Goal of the exercise
Repeat exactly each line of the data provided below.

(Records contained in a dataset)
────────────────────
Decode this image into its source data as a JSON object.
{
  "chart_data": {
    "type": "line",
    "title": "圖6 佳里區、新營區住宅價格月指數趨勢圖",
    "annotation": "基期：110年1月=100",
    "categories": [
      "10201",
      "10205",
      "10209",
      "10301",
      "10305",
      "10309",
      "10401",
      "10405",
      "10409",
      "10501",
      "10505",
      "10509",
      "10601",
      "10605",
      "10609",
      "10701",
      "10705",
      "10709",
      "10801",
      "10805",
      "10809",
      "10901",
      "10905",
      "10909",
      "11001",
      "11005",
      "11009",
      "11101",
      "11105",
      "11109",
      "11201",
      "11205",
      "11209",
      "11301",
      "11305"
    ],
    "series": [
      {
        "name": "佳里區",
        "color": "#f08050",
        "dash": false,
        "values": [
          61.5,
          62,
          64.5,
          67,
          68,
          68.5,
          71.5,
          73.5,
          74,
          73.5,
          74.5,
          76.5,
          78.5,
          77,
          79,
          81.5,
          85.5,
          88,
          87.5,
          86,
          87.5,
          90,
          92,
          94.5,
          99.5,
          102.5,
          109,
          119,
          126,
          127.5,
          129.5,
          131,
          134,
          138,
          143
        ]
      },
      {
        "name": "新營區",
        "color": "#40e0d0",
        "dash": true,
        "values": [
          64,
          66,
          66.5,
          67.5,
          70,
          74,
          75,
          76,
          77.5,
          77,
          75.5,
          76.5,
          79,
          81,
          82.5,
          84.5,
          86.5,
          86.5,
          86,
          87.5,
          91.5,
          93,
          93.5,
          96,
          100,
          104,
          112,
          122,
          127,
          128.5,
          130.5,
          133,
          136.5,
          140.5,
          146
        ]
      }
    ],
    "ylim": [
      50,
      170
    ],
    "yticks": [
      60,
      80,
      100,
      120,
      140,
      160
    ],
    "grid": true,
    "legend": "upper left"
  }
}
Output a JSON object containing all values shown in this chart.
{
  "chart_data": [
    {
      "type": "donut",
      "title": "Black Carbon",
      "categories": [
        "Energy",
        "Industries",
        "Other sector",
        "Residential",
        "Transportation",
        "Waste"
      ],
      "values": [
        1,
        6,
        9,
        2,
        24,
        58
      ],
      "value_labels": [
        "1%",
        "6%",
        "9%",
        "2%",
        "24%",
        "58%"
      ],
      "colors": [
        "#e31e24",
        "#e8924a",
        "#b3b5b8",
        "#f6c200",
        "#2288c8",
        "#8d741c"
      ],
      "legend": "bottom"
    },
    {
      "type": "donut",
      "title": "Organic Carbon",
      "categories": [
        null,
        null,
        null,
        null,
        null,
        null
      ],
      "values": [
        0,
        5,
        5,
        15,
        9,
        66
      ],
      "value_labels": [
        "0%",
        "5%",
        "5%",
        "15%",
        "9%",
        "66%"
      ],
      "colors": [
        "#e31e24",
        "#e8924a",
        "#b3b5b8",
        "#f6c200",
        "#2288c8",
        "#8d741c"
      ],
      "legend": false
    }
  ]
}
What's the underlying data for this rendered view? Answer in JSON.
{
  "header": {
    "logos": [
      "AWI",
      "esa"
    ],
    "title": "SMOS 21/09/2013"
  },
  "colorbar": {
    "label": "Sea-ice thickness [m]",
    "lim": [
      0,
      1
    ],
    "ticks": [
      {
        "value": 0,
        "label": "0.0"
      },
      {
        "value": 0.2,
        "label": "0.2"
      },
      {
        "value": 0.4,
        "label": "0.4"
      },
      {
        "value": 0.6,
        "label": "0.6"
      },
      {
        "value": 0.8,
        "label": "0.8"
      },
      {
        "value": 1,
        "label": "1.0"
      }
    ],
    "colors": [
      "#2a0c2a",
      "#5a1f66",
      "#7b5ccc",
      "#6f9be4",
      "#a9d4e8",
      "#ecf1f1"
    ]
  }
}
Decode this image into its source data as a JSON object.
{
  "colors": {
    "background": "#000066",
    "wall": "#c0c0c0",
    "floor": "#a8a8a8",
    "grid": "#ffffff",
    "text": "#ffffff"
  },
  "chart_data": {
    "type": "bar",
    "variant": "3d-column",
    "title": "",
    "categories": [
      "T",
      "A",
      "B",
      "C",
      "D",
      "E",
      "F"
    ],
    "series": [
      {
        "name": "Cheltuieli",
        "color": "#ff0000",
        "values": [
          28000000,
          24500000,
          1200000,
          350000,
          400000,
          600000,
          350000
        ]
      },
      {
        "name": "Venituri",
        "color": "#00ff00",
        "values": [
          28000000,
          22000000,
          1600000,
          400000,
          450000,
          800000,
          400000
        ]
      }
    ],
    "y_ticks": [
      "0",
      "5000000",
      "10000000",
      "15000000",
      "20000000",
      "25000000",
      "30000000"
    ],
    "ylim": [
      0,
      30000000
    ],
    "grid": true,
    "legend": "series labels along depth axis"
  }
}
────────────────────
Complete output
Decode this image into its source data as a JSON object.
{
  "chart_data": {
    "type": "line",
    "title": "圖6 佳里區、新營區住宅價格月指數趨勢圖",
    "annotation": "基期：110年1月=100",
    "categories": [
      "10201",
      "10205",
      "10209",
      "10301",
      "10305",
      "10309",
      "10401",
      "10405",
      "10409",
      "10501",
      "10505",
      "10509",
      "10601",
      "10605",
      "10609",
      "10701",
      "10705",
      "10709",
      "10801",
      "10805",
      "10809",
      "10901",
      "10905",
      "10909",
      "11001",
      "11005",
      "11009",
      "11101",
      "11105",
      "11109",
      "11201",
      "11205",
      "11209",
      "11301",
      "11305"
    ],
    "series": [
      {
        "name": "佳里區",
        "color": "#f08050",
        "dash": false,
        "values": [
          61.5,
          62,
          64.5,
          67,
          68,
          68.5,
          71.5,
          73.5,
          74,
          73.5,
          74.5,
          76.5,
          78.5,
          77,
          79,
          81.5,
          85.5,
          88,
          87.5,
          86,
          87.5,
          90,
          92,
          94.5,
          99.5,
          102.5,
          109,
          119,
          126,
          127.5,
          129.5,
          131,
          134,
          138,
          143
        ]
      },
      {
        "name": "新營區",
        "color": "#40e0d0",
        "dash": true,
        "values": [
          64,
          66,
          66.5,
          67.5,
          70,
          74,
          75,
          76,
          77.5,
          77,
          75.5,
          76.5,
          79,
          81,
          82.5,
          84.5,
          86.5,
          86.5,
          86,
          87.5,
          91.5,
          93,
          93.5,
          96,
          100,
          104,
          112,
          122,
          127,
          128.5,
          130.5,
          133,
          136.5,
          140.5,
          146
        ]
      }
    ],
    "ylim": [
      50,
      170
    ],
    "yticks": [
      60,
      80,
      100,
      120,
      140,
      160
    ],
    "grid": true,
    "legend": "upper left"
  }
}
Output a JSON object containing all values shown in this chart.
{
  "chart_data": [
    {
      "type": "donut",
      "title": "Black Carbon",
      "categories": [
        "Energy",
        "Industries",
        "Other sector",
        "Residential",
        "Transportation",
        "Waste"
      ],
      "values": [
        1,
        6,
        9,
        2,
        24,
        58
      ],
      "value_labels": [
        "1%",
        "6%",
        "9%",
        "2%",
        "24%",
        "58%"
      ],
      "colors": [
        "#e31e24",
        "#e8924a",
        "#b3b5b8",
        "#f6c200",
        "#2288c8",
        "#8d741c"
      ],
      "legend": "bottom"
    },
    {
      "type": "donut",
      "title": "Organic Carbon",
      "categories": [
        null,
        null,
        null,
        null,
        null,
        null
      ],
      "values": [
        0,
        5,
        5,
        15,
        9,
        66
      ],
      "value_labels": [
        "0%",
        "5%",
        "5%",
        "15%",
        "9%",
        "66%"
      ],
      "colors": [
        "#e31e24",
        "#e8924a",
        "#b3b5b8",
        "#f6c200",
        "#2288c8",
        "#8d741c"
      ],
      "legend": false
    }
  ]
}
What's the underlying data for this rendered view? Answer in JSON.
{
  "header": {
    "logos": [
      "AWI",
      "esa"
    ],
    "title": "SMOS 21/09/2013"
  },
  "colorbar": {
    "label": "Sea-ice thickness [m]",
    "lim": [
      0,
      1
    ],
    "ticks": [
      {
        "value": 0,
        "label": "0.0"
      },
      {
        "value": 0.2,
        "label": "0.2"
      },
      {
        "value": 0.4,
        "label": "0.4"
      },
      {
        "value": 0.6,
        "label": "0.6"
      },
      {
        "value": 0.8,
        "label": "0.8"
      },
      {
        "value": 1,
        "label": "1.0"
      }
    ],
    "colors": [
      "#2a0c2a",
      "#5a1f66",
      "#7b5ccc",
      "#6f9be4",
      "#a9d4e8",
      "#ecf1f1"
    ]
  }
}
Decode this image into its source data as a JSON object.
{
  "colors": {
    "background": "#000066",
    "wall": "#c0c0c0",
    "floor": "#a8a8a8",
    "grid": "#ffffff",
    "text": "#ffffff"
  },
  "chart_data": {
    "type": "bar",
    "variant": "3d-column",
    "title": "",
    "categories": [
      "T",
      "A",
      "B",
      "C",
      "D",
      "E",
      "F"
    ],
    "series": [
      {
        "name": "Cheltuieli",
        "color": "#ff0000",
        "values": [
          28000000,
          24500000,
          1200000,
          350000,
          400000,
          600000,
          350000
        ]
      },
      {
        "name": "Venituri",
        "color": "#00ff00",
        "values": [
          28000000,
          22000000,
          1600000,
          400000,
          450000,
          800000,
          400000
        ]
      }
    ],
    "y_ticks": [
      "0",
      "5000000",
      "10000000",
      "15000000",
      "20000000",
      "25000000",
      "30000000"
    ],
    "ylim": [
      0,
      30000000
    ],
    "grid": true,
    "legend": "series labels along depth axis"
  }
}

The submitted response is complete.